- _AIM OF THE EXERCISE_: Among the lines of this listing, determine how many contain the string "name". Answer with the number only.
_ _ _ _
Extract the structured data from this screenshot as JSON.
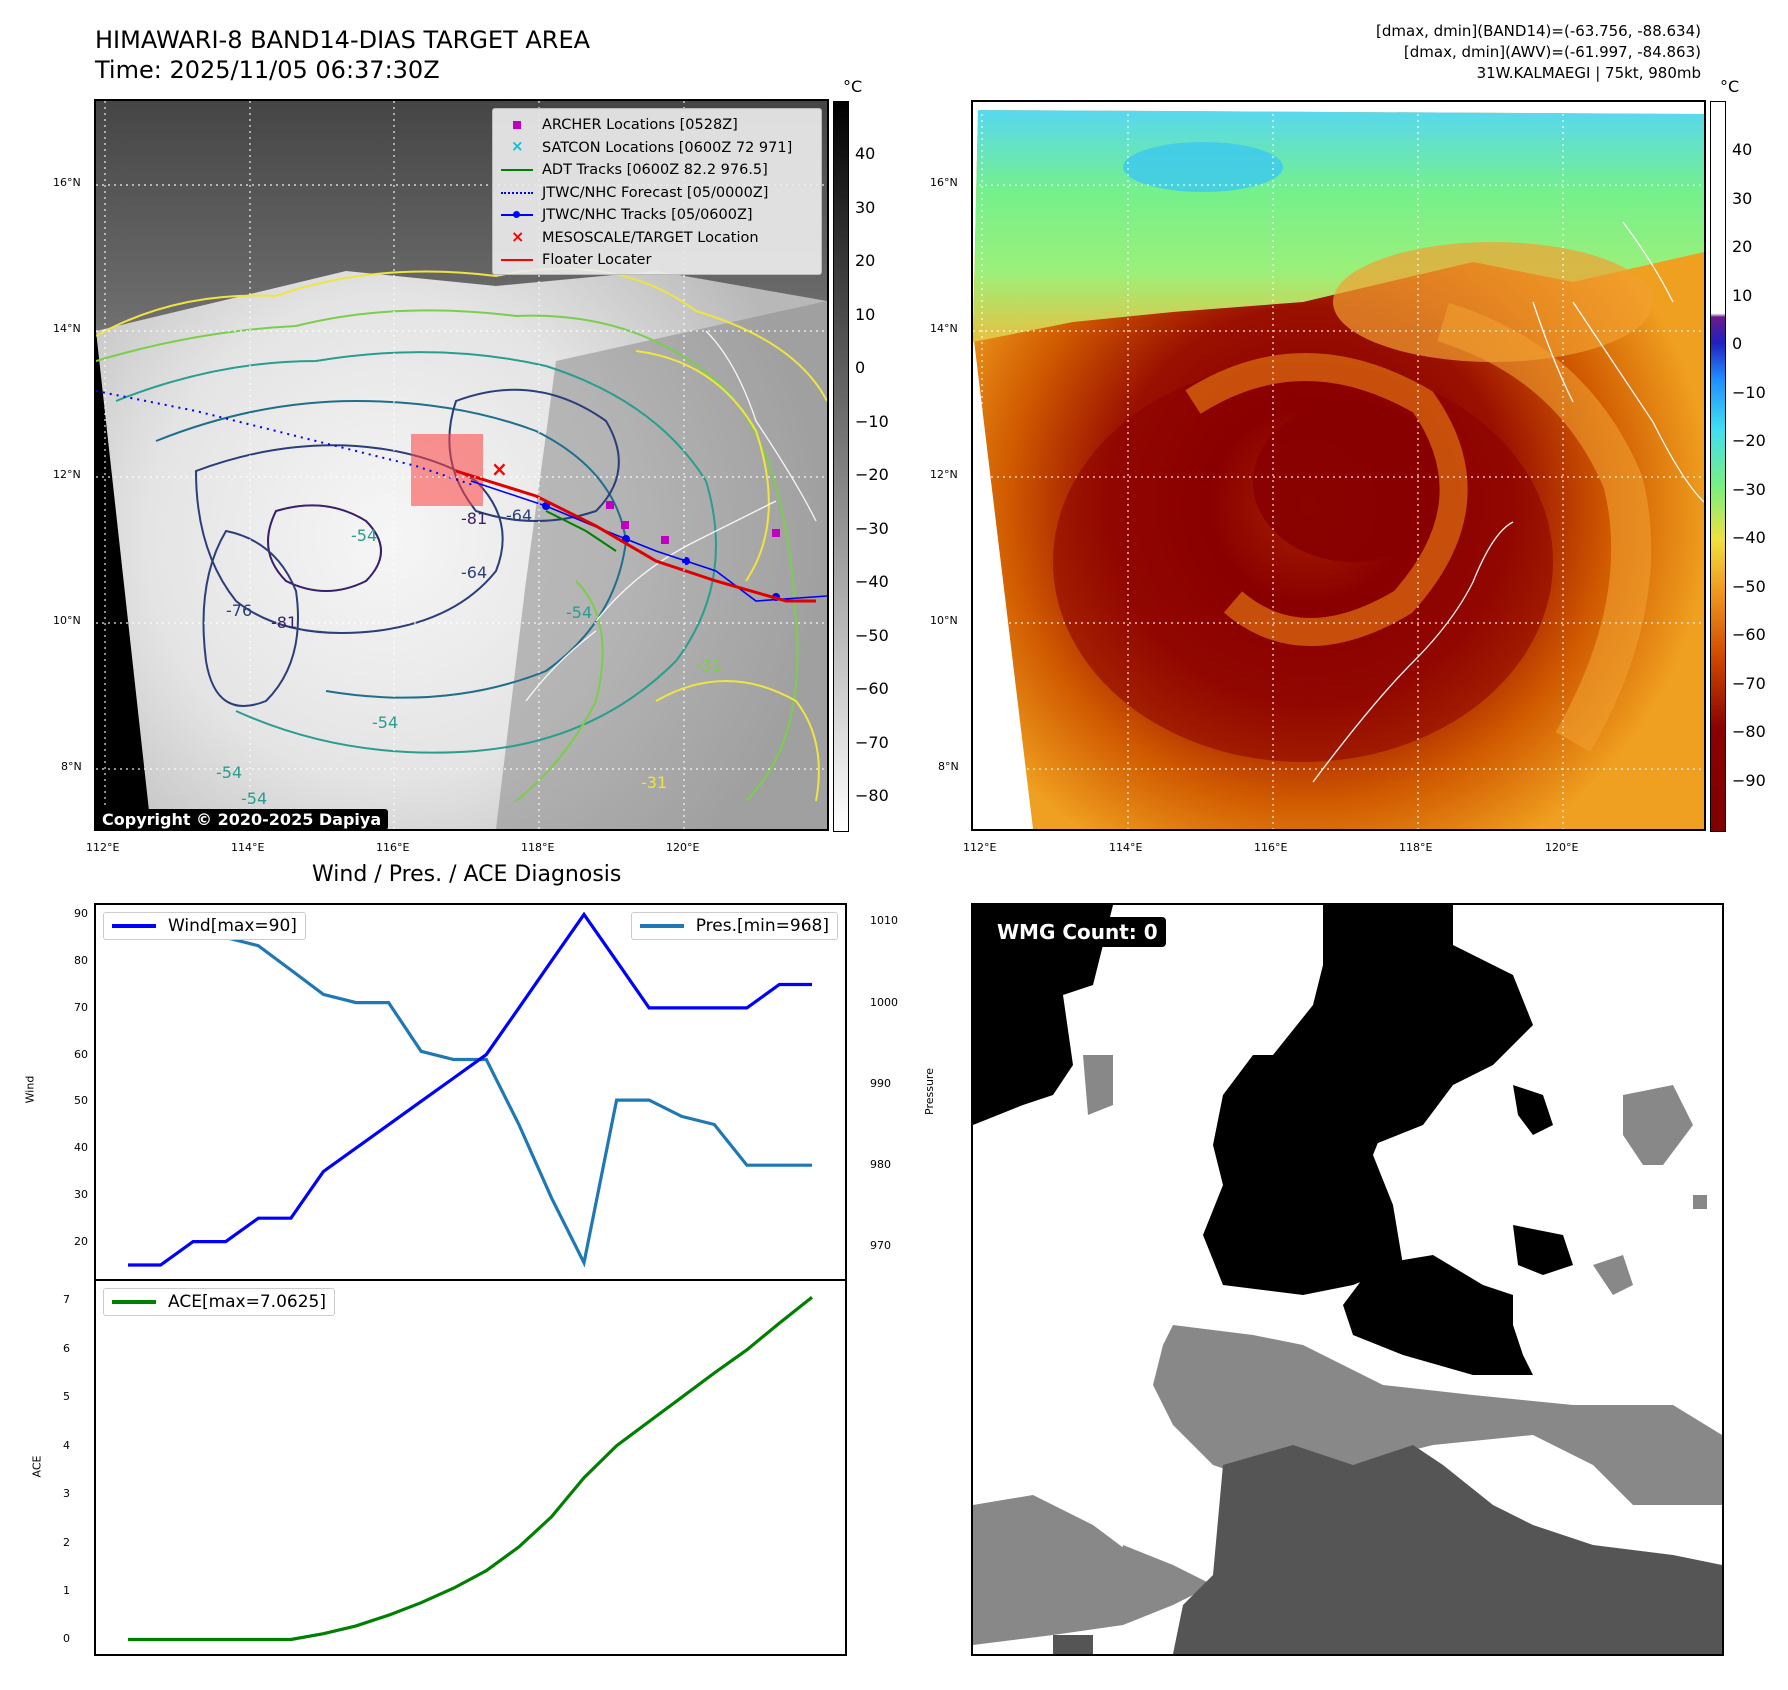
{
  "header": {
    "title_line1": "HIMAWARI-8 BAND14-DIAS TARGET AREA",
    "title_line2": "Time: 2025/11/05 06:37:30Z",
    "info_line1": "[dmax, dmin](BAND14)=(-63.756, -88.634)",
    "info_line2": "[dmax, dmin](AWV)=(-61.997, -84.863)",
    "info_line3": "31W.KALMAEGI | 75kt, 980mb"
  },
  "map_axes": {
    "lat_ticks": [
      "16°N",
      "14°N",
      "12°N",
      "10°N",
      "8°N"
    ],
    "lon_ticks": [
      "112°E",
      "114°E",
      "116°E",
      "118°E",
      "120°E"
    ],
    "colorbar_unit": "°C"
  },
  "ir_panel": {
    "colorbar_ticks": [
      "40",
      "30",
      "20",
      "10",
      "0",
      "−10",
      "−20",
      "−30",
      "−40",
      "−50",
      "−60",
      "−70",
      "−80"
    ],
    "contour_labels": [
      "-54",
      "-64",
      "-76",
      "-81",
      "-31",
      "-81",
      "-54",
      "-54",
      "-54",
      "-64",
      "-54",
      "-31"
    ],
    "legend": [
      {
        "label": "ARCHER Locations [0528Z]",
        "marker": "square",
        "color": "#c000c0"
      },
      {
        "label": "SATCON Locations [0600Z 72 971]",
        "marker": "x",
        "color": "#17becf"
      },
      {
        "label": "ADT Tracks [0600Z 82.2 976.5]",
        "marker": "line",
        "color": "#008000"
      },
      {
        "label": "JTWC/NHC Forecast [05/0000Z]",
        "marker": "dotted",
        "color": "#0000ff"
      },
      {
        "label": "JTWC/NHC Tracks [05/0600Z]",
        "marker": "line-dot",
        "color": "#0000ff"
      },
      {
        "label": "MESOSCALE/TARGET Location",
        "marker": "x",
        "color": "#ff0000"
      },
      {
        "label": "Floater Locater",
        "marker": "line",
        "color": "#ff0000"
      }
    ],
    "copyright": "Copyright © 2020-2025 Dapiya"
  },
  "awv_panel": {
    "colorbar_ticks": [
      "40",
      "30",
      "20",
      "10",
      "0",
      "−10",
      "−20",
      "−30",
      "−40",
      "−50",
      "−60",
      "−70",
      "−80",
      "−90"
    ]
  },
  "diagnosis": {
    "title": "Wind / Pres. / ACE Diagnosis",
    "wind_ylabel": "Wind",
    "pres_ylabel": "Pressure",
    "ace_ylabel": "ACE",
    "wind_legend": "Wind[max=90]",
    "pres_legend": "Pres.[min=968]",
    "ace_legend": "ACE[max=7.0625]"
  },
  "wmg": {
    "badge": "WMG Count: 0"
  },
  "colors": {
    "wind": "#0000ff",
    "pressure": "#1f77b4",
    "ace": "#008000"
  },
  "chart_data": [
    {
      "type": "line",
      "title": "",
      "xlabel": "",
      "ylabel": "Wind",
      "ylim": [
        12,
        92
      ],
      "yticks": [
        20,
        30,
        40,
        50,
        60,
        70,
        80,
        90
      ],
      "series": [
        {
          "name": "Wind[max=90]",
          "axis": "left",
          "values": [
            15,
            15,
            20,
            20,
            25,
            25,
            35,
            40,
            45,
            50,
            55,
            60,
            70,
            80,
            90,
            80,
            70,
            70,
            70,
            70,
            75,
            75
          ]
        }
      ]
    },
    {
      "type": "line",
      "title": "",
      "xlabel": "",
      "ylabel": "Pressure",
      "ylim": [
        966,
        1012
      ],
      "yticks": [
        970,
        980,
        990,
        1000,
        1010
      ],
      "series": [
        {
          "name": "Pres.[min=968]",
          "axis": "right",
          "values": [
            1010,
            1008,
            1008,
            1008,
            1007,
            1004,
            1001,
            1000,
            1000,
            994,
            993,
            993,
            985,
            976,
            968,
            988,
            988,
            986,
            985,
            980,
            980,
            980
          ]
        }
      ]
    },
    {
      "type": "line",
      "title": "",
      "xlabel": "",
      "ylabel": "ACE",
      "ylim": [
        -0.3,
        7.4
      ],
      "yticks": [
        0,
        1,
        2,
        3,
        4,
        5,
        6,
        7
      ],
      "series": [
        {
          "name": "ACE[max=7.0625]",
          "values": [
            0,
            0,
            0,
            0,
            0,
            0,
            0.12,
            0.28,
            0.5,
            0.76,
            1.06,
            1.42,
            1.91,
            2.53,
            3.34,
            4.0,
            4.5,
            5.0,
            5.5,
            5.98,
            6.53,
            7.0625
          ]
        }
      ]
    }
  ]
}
_ _ _ _
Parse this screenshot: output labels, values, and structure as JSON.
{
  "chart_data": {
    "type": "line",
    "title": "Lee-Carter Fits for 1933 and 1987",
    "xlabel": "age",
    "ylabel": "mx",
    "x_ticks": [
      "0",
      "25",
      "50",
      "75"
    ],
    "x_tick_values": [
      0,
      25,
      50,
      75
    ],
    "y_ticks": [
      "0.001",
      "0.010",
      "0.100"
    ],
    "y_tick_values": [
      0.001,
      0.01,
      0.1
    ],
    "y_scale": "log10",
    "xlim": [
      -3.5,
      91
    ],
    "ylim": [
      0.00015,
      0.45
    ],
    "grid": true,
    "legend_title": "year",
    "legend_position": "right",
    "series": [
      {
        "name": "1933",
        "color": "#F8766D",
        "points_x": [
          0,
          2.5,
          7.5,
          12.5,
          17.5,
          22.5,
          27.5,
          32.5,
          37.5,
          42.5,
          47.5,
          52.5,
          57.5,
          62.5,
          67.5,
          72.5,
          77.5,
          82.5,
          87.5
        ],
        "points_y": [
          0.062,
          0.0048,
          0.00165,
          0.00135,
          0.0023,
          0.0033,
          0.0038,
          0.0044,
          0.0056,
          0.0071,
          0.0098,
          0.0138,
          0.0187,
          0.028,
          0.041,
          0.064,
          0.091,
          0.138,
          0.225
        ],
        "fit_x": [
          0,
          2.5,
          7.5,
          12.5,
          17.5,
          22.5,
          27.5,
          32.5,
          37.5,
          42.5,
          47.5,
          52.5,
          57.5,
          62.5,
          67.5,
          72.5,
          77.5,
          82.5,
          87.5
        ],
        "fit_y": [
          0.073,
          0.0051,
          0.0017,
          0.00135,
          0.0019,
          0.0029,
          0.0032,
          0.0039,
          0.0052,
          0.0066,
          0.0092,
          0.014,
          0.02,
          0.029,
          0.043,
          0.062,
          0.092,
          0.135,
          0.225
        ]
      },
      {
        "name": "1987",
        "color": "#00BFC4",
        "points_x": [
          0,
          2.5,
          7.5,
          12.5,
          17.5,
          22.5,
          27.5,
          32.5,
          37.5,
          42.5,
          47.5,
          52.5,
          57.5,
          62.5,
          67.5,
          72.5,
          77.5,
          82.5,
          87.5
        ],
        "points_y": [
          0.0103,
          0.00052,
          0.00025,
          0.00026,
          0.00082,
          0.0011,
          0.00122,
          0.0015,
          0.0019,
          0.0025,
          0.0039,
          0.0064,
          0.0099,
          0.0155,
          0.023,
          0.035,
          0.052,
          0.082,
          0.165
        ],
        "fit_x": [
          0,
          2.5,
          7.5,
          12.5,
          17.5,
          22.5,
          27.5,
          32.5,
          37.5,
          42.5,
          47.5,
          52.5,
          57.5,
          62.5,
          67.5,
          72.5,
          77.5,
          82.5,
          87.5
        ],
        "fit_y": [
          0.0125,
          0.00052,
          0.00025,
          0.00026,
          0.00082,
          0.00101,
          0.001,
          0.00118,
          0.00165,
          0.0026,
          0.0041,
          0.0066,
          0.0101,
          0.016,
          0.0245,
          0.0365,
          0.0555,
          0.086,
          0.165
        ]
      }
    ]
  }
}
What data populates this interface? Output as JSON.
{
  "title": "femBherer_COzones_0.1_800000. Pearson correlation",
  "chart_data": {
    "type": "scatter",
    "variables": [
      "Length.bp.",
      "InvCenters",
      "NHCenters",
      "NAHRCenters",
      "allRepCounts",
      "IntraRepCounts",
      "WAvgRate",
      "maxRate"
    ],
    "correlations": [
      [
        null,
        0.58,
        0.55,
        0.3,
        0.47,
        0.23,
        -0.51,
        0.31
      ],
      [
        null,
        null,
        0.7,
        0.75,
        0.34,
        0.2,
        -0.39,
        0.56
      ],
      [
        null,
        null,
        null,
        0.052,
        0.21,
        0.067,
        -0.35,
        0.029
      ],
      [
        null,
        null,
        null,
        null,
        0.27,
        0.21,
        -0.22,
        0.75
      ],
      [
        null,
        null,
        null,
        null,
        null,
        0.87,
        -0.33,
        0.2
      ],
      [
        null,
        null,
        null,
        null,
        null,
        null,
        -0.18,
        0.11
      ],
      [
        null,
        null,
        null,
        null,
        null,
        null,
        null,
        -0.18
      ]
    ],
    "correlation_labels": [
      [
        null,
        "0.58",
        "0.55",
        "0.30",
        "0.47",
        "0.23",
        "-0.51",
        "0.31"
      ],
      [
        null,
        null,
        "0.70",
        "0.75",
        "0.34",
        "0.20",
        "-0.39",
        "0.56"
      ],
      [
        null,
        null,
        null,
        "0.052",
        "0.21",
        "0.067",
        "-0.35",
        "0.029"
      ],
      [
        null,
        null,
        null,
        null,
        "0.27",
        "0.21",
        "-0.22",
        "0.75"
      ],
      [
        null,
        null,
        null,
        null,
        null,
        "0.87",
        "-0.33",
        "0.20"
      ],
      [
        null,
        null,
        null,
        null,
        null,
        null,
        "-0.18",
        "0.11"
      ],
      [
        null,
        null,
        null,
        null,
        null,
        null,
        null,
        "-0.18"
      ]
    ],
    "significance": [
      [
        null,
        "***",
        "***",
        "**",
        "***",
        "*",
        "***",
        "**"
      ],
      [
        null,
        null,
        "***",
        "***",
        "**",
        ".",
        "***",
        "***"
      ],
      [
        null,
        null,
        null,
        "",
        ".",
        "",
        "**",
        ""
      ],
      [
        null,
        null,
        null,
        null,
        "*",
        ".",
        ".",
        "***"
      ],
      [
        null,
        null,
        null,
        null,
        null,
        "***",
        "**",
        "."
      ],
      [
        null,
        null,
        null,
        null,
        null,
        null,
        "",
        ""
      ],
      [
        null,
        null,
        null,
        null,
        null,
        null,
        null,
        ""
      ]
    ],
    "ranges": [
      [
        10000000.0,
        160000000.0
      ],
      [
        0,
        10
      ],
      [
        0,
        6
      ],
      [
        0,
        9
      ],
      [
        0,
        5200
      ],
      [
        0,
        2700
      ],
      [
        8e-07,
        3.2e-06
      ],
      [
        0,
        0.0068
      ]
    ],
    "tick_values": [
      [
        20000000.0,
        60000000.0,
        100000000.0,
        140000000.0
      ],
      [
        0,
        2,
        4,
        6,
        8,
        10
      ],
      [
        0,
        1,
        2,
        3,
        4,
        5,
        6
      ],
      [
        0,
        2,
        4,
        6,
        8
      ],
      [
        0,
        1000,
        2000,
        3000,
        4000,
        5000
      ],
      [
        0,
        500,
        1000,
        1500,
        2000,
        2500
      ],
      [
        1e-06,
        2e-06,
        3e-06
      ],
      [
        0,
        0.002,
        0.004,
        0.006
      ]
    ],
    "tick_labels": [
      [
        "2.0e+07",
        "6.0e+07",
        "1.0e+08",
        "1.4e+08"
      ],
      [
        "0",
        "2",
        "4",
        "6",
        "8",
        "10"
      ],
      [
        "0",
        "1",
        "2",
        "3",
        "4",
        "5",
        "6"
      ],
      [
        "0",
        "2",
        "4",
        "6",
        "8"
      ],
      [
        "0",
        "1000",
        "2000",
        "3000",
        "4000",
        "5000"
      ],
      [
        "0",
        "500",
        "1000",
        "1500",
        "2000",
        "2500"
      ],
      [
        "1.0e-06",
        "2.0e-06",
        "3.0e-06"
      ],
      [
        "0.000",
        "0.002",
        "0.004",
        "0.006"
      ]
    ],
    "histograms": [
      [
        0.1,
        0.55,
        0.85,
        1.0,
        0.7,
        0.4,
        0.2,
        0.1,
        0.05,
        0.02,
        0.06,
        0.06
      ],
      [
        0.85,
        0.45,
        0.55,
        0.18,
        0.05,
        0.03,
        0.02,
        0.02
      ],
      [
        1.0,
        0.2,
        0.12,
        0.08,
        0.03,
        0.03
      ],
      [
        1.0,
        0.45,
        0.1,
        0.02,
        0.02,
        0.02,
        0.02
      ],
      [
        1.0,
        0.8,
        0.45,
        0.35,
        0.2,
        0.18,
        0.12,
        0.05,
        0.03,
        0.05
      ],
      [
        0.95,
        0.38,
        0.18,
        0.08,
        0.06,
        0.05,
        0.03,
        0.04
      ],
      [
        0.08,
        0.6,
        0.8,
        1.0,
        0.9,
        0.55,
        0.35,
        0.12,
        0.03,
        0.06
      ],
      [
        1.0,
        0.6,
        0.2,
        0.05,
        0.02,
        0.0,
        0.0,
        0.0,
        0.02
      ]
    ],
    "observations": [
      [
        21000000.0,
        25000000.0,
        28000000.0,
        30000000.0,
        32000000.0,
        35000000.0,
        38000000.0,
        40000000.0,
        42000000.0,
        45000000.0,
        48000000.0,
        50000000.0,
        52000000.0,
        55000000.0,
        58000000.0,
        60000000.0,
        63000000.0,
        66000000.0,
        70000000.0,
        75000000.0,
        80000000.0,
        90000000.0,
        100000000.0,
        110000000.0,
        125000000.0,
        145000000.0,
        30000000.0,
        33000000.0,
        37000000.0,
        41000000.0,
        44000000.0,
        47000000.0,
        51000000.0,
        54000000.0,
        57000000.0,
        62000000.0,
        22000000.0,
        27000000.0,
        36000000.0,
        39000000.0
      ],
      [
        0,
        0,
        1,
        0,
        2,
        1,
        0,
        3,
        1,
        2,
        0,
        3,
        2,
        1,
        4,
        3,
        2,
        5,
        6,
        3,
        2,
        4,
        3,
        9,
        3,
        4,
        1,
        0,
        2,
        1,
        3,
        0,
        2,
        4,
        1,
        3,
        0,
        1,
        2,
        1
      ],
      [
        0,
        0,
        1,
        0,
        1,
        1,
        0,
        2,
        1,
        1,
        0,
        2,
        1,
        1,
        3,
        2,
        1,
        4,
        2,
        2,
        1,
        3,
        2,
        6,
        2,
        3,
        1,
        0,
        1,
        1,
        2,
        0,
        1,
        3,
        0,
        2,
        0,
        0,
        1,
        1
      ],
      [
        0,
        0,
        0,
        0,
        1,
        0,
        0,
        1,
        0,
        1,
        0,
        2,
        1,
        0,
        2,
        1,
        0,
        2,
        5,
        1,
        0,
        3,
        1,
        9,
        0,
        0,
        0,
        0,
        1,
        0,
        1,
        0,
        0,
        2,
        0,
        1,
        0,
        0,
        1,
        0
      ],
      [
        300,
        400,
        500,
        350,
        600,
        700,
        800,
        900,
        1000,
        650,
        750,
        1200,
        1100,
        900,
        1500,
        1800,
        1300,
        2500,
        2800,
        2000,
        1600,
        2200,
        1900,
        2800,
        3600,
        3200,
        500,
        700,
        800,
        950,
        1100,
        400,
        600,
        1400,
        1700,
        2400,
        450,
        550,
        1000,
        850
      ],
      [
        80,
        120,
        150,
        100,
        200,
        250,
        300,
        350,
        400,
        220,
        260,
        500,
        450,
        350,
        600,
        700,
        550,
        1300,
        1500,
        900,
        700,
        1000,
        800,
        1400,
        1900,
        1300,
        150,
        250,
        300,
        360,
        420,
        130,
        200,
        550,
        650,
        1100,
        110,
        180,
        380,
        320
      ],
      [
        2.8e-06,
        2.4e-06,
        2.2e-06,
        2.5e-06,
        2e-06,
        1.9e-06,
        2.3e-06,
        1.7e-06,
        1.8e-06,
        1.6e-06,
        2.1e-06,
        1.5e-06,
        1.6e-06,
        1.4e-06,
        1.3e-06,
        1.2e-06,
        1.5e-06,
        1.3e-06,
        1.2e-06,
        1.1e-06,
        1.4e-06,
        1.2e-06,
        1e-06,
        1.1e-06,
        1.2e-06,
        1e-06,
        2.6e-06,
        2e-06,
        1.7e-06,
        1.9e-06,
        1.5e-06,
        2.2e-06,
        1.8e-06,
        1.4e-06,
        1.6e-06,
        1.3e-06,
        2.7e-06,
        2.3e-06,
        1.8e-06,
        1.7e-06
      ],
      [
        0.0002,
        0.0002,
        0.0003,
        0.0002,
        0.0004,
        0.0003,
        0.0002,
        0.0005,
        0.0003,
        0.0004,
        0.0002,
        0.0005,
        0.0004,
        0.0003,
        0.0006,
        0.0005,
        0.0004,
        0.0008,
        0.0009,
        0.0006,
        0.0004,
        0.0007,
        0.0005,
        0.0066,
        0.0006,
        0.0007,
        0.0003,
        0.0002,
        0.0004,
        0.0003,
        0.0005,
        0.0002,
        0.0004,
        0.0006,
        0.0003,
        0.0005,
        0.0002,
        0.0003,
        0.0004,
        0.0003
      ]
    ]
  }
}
_ _ _ _
- _RESULT FOR THIS EXERCISE_: 5